↓↓↓
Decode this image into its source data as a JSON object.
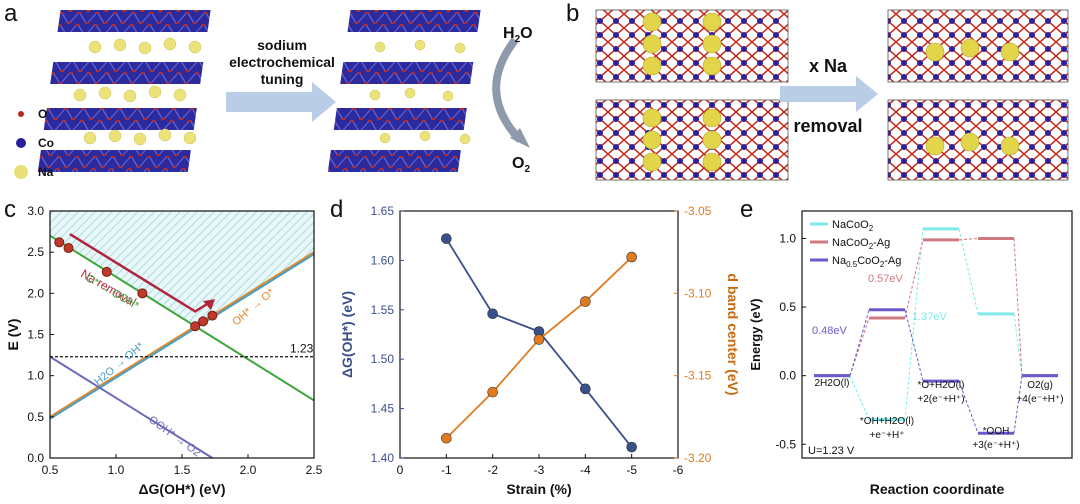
{
  "panel_labels": {
    "a": "a",
    "b": "b",
    "c": "c",
    "d": "d",
    "e": "e"
  },
  "panel_a": {
    "legend": [
      {
        "symbol": "O",
        "color": "#c0281f"
      },
      {
        "symbol": "Co",
        "color": "#2a1f9a"
      },
      {
        "symbol": "Na",
        "color": "#e8e078"
      }
    ],
    "arrow_text": [
      "sodium",
      "electrochemical",
      "tuning"
    ],
    "h2o_main": "H",
    "h2o_sub": "2",
    "h2o_tail": "O",
    "o2_main": "O",
    "o2_sub": "2"
  },
  "panel_b": {
    "arrow_text_top": "x Na",
    "arrow_text_bottom": "removal"
  },
  "chart_data": [
    {
      "id": "c",
      "type": "line",
      "xlabel": "ΔG(OH*) (eV)",
      "ylabel": "E (V)",
      "xlim": [
        0.5,
        2.5
      ],
      "ylim": [
        0.0,
        3.0
      ],
      "xticks": [
        "0.5",
        "1.0",
        "1.5",
        "2.0",
        "2.5"
      ],
      "yticks": [
        "0.0",
        "0.5",
        "1.0",
        "1.5",
        "2.0",
        "2.5",
        "3.0"
      ],
      "lines": [
        {
          "name": "O* → OOH*",
          "color": "#3fa63a",
          "x": [
            0.5,
            2.5
          ],
          "y": [
            2.7,
            0.7
          ]
        },
        {
          "name": "OH* → O*",
          "color": "#e08a2a",
          "x": [
            0.5,
            2.5
          ],
          "y": [
            0.5,
            2.5
          ]
        },
        {
          "name": "H2O → OH*",
          "color": "#4b9ec6",
          "x": [
            0.5,
            2.5
          ],
          "y": [
            0.5,
            2.5
          ]
        },
        {
          "name": "OOH* → O2",
          "color": "#6a6ab8",
          "x": [
            0.5,
            1.73
          ],
          "y": [
            1.23,
            0.0
          ]
        }
      ],
      "hline": {
        "y": 1.23,
        "label": "1.23"
      },
      "line_labels": {
        "na_removal": "Na removal",
        "o_to_ooh": "O* → OOH*",
        "oh_to_o": "OH* → O*",
        "h2o_to_oh": "H2O → OH*",
        "ooh_to_o2": "OOH* → O2"
      },
      "points": [
        {
          "x": 0.57,
          "y": 2.62
        },
        {
          "x": 0.64,
          "y": 2.55
        },
        {
          "x": 0.93,
          "y": 2.26
        },
        {
          "x": 1.2,
          "y": 2.0
        },
        {
          "x": 1.6,
          "y": 1.6
        },
        {
          "x": 1.66,
          "y": 1.66
        },
        {
          "x": 1.73,
          "y": 1.73
        }
      ],
      "na_arrow": {
        "x": [
          0.65,
          1.6
        ],
        "y": [
          2.72,
          1.78
        ],
        "to": [
          1.75,
          1.93
        ]
      },
      "shaded_region": "hatched cyan above volcano"
    },
    {
      "id": "d",
      "type": "line",
      "xlabel": "Strain (%)",
      "ylabel": "ΔG(OH*) (eV)",
      "ylabel_right": "d band center (eV)",
      "categories": [
        "-1",
        "-2",
        "-3",
        "-4",
        "-5"
      ],
      "x_all_ticks": [
        "0",
        "-1",
        "-2",
        "-3",
        "-4",
        "-5",
        "-6"
      ],
      "xlim": [
        0,
        -6
      ],
      "ylim": [
        1.4,
        1.65
      ],
      "yticks": [
        "1.40",
        "1.45",
        "1.50",
        "1.55",
        "1.60",
        "1.65"
      ],
      "ylim_right": [
        -3.2,
        -3.05
      ],
      "yticks_right": [
        "-3.20",
        "-3.15",
        "-3.10",
        "-3.05"
      ],
      "series": [
        {
          "axis": "left",
          "color": "#3a508a",
          "x": [
            -1,
            -2,
            -3,
            -4,
            -5
          ],
          "values": [
            1.622,
            1.546,
            1.528,
            1.47,
            1.411
          ]
        },
        {
          "axis": "right",
          "color": "#e07b1f",
          "x": [
            -1,
            -2,
            -3,
            -4,
            -5
          ],
          "values": [
            -3.188,
            -3.16,
            -3.128,
            -3.105,
            -3.078
          ]
        }
      ]
    },
    {
      "id": "e",
      "type": "line",
      "xlabel": "Reaction coordinate",
      "ylabel": "Energy (eV)",
      "ylim": [
        -0.6,
        1.2
      ],
      "yticks": [
        "-0.5",
        "0.0",
        "0.5",
        "1.0"
      ],
      "series": [
        {
          "name": "NaCoO2",
          "color": "#7fe8e8",
          "values": [
            0.0,
            -0.32,
            1.07,
            0.45,
            0.0
          ]
        },
        {
          "name": "NaCoO2-Ag",
          "color": "#d07a80",
          "values": [
            0.0,
            0.42,
            0.99,
            1.0,
            0.0
          ]
        },
        {
          "name": "Na0.5CoO2-Ag",
          "color": "#6a5acd",
          "values": [
            0.0,
            0.48,
            -0.04,
            -0.42,
            0.0
          ]
        }
      ],
      "legend_text": [
        {
          "main": "NaCoO",
          "sub": "2",
          "tail": ""
        },
        {
          "main": "NaCoO",
          "sub": "2",
          "tail": "-Ag"
        },
        {
          "main": "Na",
          "sub": "0.5",
          "tail": "CoO",
          "sub2": "2",
          "tail2": "-Ag"
        }
      ],
      "annotations": {
        "a1": "0.48eV",
        "a2": "0.57eV",
        "a3": "1.37eV",
        "u": "U=1.23 V"
      },
      "steps": [
        {
          "l1": "2H2O(l)",
          "l2": ""
        },
        {
          "l1": "*OH+H2O(l)",
          "l2": "+e⁻+H⁺"
        },
        {
          "l1": "*O+H2O(l)",
          "l2": "+2(e⁻+H⁺)"
        },
        {
          "l1": "*OOH",
          "l2": "+3(e⁻+H⁺)"
        },
        {
          "l1": "O2(g)",
          "l2": "+4(e⁻+H⁺)"
        }
      ]
    }
  ]
}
↑↑↑
Task prompt:
Each entry must be retyped word for word, with every image omitted.

The completed task:
Decode this image into its source data as a JSON object.
{
  "panel_labels": {
    "a": "a",
    "b": "b",
    "c": "c",
    "d": "d",
    "e": "e"
  },
  "panel_a": {
    "legend": [
      {
        "symbol": "O",
        "color": "#c0281f"
      },
      {
        "symbol": "Co",
        "color": "#2a1f9a"
      },
      {
        "symbol": "Na",
        "color": "#e8e078"
      }
    ],
    "arrow_text": [
      "sodium",
      "electrochemical",
      "tuning"
    ],
    "h2o_main": "H",
    "h2o_sub": "2",
    "h2o_tail": "O",
    "o2_main": "O",
    "o2_sub": "2"
  },
  "panel_b": {
    "arrow_text_top": "x Na",
    "arrow_text_bottom": "removal"
  },
  "chart_data": [
    {
      "id": "c",
      "type": "line",
      "xlabel": "ΔG(OH*) (eV)",
      "ylabel": "E (V)",
      "xlim": [
        0.5,
        2.5
      ],
      "ylim": [
        0.0,
        3.0
      ],
      "xticks": [
        "0.5",
        "1.0",
        "1.5",
        "2.0",
        "2.5"
      ],
      "yticks": [
        "0.0",
        "0.5",
        "1.0",
        "1.5",
        "2.0",
        "2.5",
        "3.0"
      ],
      "lines": [
        {
          "name": "O* → OOH*",
          "color": "#3fa63a",
          "x": [
            0.5,
            2.5
          ],
          "y": [
            2.7,
            0.7
          ]
        },
        {
          "name": "OH* → O*",
          "color": "#e08a2a",
          "x": [
            0.5,
            2.5
          ],
          "y": [
            0.5,
            2.5
          ]
        },
        {
          "name": "H2O → OH*",
          "color": "#4b9ec6",
          "x": [
            0.5,
            2.5
          ],
          "y": [
            0.5,
            2.5
          ]
        },
        {
          "name": "OOH* → O2",
          "color": "#6a6ab8",
          "x": [
            0.5,
            1.73
          ],
          "y": [
            1.23,
            0.0
          ]
        }
      ],
      "hline": {
        "y": 1.23,
        "label": "1.23"
      },
      "line_labels": {
        "na_removal": "Na removal",
        "o_to_ooh": "O* → OOH*",
        "oh_to_o": "OH* → O*",
        "h2o_to_oh": "H2O → OH*",
        "ooh_to_o2": "OOH* → O2"
      },
      "points": [
        {
          "x": 0.57,
          "y": 2.62
        },
        {
          "x": 0.64,
          "y": 2.55
        },
        {
          "x": 0.93,
          "y": 2.26
        },
        {
          "x": 1.2,
          "y": 2.0
        },
        {
          "x": 1.6,
          "y": 1.6
        },
        {
          "x": 1.66,
          "y": 1.66
        },
        {
          "x": 1.73,
          "y": 1.73
        }
      ],
      "na_arrow": {
        "x": [
          0.65,
          1.6
        ],
        "y": [
          2.72,
          1.78
        ],
        "to": [
          1.75,
          1.93
        ]
      },
      "shaded_region": "hatched cyan above volcano"
    },
    {
      "id": "d",
      "type": "line",
      "xlabel": "Strain (%)",
      "ylabel": "ΔG(OH*) (eV)",
      "ylabel_right": "d band center (eV)",
      "categories": [
        "-1",
        "-2",
        "-3",
        "-4",
        "-5"
      ],
      "x_all_ticks": [
        "0",
        "-1",
        "-2",
        "-3",
        "-4",
        "-5",
        "-6"
      ],
      "xlim": [
        0,
        -6
      ],
      "ylim": [
        1.4,
        1.65
      ],
      "yticks": [
        "1.40",
        "1.45",
        "1.50",
        "1.55",
        "1.60",
        "1.65"
      ],
      "ylim_right": [
        -3.2,
        -3.05
      ],
      "yticks_right": [
        "-3.20",
        "-3.15",
        "-3.10",
        "-3.05"
      ],
      "series": [
        {
          "axis": "left",
          "color": "#3a508a",
          "x": [
            -1,
            -2,
            -3,
            -4,
            -5
          ],
          "values": [
            1.622,
            1.546,
            1.528,
            1.47,
            1.411
          ]
        },
        {
          "axis": "right",
          "color": "#e07b1f",
          "x": [
            -1,
            -2,
            -3,
            -4,
            -5
          ],
          "values": [
            -3.188,
            -3.16,
            -3.128,
            -3.105,
            -3.078
          ]
        }
      ]
    },
    {
      "id": "e",
      "type": "line",
      "xlabel": "Reaction coordinate",
      "ylabel": "Energy (eV)",
      "ylim": [
        -0.6,
        1.2
      ],
      "yticks": [
        "-0.5",
        "0.0",
        "0.5",
        "1.0"
      ],
      "series": [
        {
          "name": "NaCoO2",
          "color": "#7fe8e8",
          "values": [
            0.0,
            -0.32,
            1.07,
            0.45,
            0.0
          ]
        },
        {
          "name": "NaCoO2-Ag",
          "color": "#d07a80",
          "values": [
            0.0,
            0.42,
            0.99,
            1.0,
            0.0
          ]
        },
        {
          "name": "Na0.5CoO2-Ag",
          "color": "#6a5acd",
          "values": [
            0.0,
            0.48,
            -0.04,
            -0.42,
            0.0
          ]
        }
      ],
      "legend_text": [
        {
          "main": "NaCoO",
          "sub": "2",
          "tail": ""
        },
        {
          "main": "NaCoO",
          "sub": "2",
          "tail": "-Ag"
        },
        {
          "main": "Na",
          "sub": "0.5",
          "tail": "CoO",
          "sub2": "2",
          "tail2": "-Ag"
        }
      ],
      "annotations": {
        "a1": "0.48eV",
        "a2": "0.57eV",
        "a3": "1.37eV",
        "u": "U=1.23 V"
      },
      "steps": [
        {
          "l1": "2H2O(l)",
          "l2": ""
        },
        {
          "l1": "*OH+H2O(l)",
          "l2": "+e⁻+H⁺"
        },
        {
          "l1": "*O+H2O(l)",
          "l2": "+2(e⁻+H⁺)"
        },
        {
          "l1": "*OOH",
          "l2": "+3(e⁻+H⁺)"
        },
        {
          "l1": "O2(g)",
          "l2": "+4(e⁻+H⁺)"
        }
      ]
    }
  ]
}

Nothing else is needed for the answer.